REFAH GELECEĞİNİ TARTIŞIYOR/6
RP yolunu arıyor
Yıllar sonra kavuştuğu iktidardan ayrılan Refah Partisi, geleceğini sistem dışında aramıyor. RP'liler, sistem içinde, hatta merkezinde yer alma çabasını sürdürmeye mahkum ve bunun bilincinde. Bilinmeyen, bunun nasıl olacağı. İşin ilginci, RP'liler arasında yeni güzergahı sorgulayan olmaması
Ruşen ÇAKIR-Kemal CAN
TURGUT Özal'ın parlak teknokratlarından RP Adana Milletvekili Ertan Yülek, Meclis kulisindeki sohbetimizde, "Hoca'ya `merkez' lafını kullanmasını ben telkin ettim" diyordu. Benzeri iddiaları olan RP'lilerin sayısı giderek artıyor. Oysa daha bir yıl önce "Bünye bunu kaldırmaz" diyen "şahin"lere rastlıyorduk.
RP'deki bu yeni yönelişin işaretini önce Erbakan vermişti. Özellikle 5. kongrede epey yumuşak bir RP tasviri yaptı; merkezin tüm temel değerlerine en iyi kendilerinin sahip çıktığını anlattı. Zamanla Refahlılar da kendilerini sistem içi, hatta sistem için en hayırlı, yararlı parti olarak göstermeye çalıştı. Ancak bu süreç, Refahyol'u bitiren gelişmelerle birlikte kesintiye uğradı ya da uğratıldı.
"Karakolda biten" Refahyol deneyiminin ardından, RP'nin sistem dışı çarelere yöneldiği iddia ediliyor. RP'yi sistem dışına itmek isteyen çevreler, bu partinin TBMM'deki 8 yıl görüşmelerinde yaptığı engellemeleri ve aynı konuda yapılan sokak eylemlerini bu iddianın kanıtı olarak gösteriyor.
Ancak sokak eylemleri, bir dizi radikal grupçuk tarafından düzenlendi, bunlar bütün çabalarına rağmen RP tabanını, özellikle de onun yan kuruluşu gibi olan Milli Gençlik Vakfı üyelerini bu eylemlere katamadı. Bunun ilk belirgin nedeni, partilerinin Anayasa Mahkemesi'ndeki davası sürerken, kapatılmaya elverişli bir ortam yaratmak istememeleri.
Fakat bunun da ötesinde RP, bazı çevrelerin ileri sürdüğü ve umduğu gibi, geleceğini sistem dışında aramıyor; sistem içinde, hatta onun merkezinde yer alma çabalarını sürdürmeye mahkum ve de bunun bilincinde. Fakat bunun nasıl olacağı ve olsa bile neye yarayacağı konusunda RP'lilerin kafası epey karışık.
Yine de RP'de, bu ana güzergahı ve varılacak noktayı açıktan sorgulayana pek rastlanmıyor. Sadece gidilecek yollar ve bu yolculuğun sürücüleri ile yolcularına ilişkin farklı görüşler var: Sağcılığı koyultmak mı lazım, cepheyi genişletmek mi? İcraatçı mesajlar mı vermeli, inkılapçı mı olmalı? Radikalleşmek mi hayırlı, iyice liberalleşmek mi?

* * * *

:: Yapılacak İşler ::
(A) Refah Partisi yazısına göre Hoca'ya "merkez" lafını kullanmasını telkin ettiğini söyleyen milletvekili kimdir?
(B) Refah Partisi yazısını son cümlesinden sonra devam ettirerek ilerletin.
Satırların Refah Partisi yazısıyla hiçbir ilgisi yoktur.

:: Verilen Bilgiler ::
* * * *

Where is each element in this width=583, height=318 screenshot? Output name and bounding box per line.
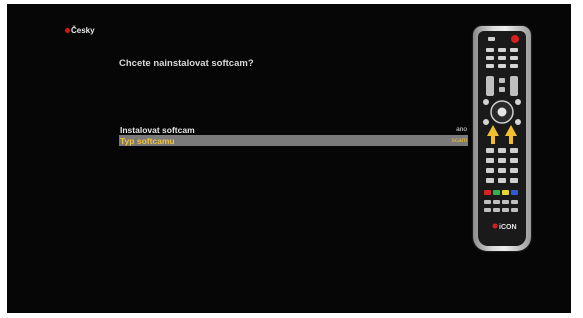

* * * *

:: Beklenen Yanıtlar ::
(A) RP Adana Milletvekili Ertan Yülek.

(B)
Gençler ve yaşlılar
Ankara, Elazığ, Kayseri gibi il kongrelerinde yaşanan liste kavgaları ve seçilen yönetimlerin feshi gibi olaylar, RP'nin iktidara yaklaştıkça disiplininden de kaybettiğini göstermişti. İlginçtir, partinin en alt birimlerinden en üst birimlerine kadar yaşanmaya başlanan iktidar mücadelelerinde taraflar, İslami söylemlere aslında pek de itibar etmiyor.
RP içindeki iktidar çekişmeleri iyiden iyiye "gençler-yaşlılar", "dinozorlar-yenilikçiler" gibi ikilemler etrafında seyrediyor.
Sağlık durumunun elverişsizliğine rağmen RP Genel Sekreterliği görevini sürdürmek durumunda kalan Oğuzhan Asiltürk'ün şu sözleri parti içi çevrelere de bir mesaj olarak algılanamaz mı:
"Bizim en gencimiz genel başkanımızdır. Partimizde en tepeden en aşağıya bir ahenk var ve bunu bozmak istemiyoruz. Rakip partiler önce genel başkanımızın, ardından benim, daha sonra da başkanlık divanımızın hemen emekliye ayrılmamızı istiyor."
Kapanırsa ne olacak?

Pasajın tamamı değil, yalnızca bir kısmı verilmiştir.